From the entries that follow, extract each line holding the string "granted".

-- START OF SUPPLIED MATERIAL --

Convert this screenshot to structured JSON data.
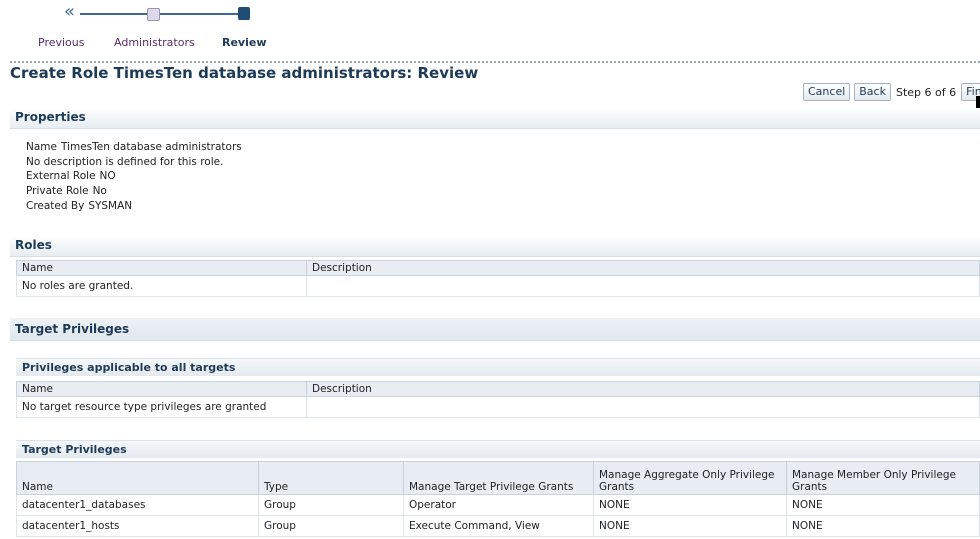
{
  "train": {
    "steps": [
      "Previous",
      "Administrators",
      "Review"
    ]
  },
  "page_title": "Create Role TimesTen database administrators: Review",
  "buttons": {
    "cancel": "Cancel",
    "back": "Back",
    "step_info": "Step 6 of 6",
    "finish": "Finis"
  },
  "properties": {
    "header": "Properties",
    "name_label": "Name",
    "name_value": "TimesTen database administrators",
    "description": "No description is defined for this role.",
    "external_label": "External Role",
    "external_value": "NO",
    "private_label": "Private Role",
    "private_value": "No",
    "created_label": "Created By",
    "created_value": "SYSMAN"
  },
  "roles": {
    "header": "Roles",
    "columns": [
      "Name",
      "Description"
    ],
    "empty": "No roles are granted."
  },
  "target_privileges": {
    "header": "Target Privileges",
    "all_targets": {
      "header": "Privileges applicable to all targets",
      "columns": [
        "Name",
        "Description"
      ],
      "empty": "No target resource type privileges are granted"
    },
    "targets": {
      "header": "Target Privileges",
      "columns": [
        "Name",
        "Type",
        "Manage Target Privilege Grants",
        "Manage Aggregate Only Privilege Grants",
        "Manage Member Only Privilege Grants"
      ],
      "rows": [
        [
          "datacenter1_databases",
          "Group",
          "Operator",
          "NONE",
          "NONE"
        ],
        [
          "datacenter1_hosts",
          "Group",
          "Execute Command, View",
          "NONE",
          "NONE"
        ]
      ]
    }
  }
}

-- END OF SUPPLIED MATERIAL --

* [WRITTEN ANSWER]:
    "empty": "No roles are granted."
      "empty": "No target resource type privileges are granted"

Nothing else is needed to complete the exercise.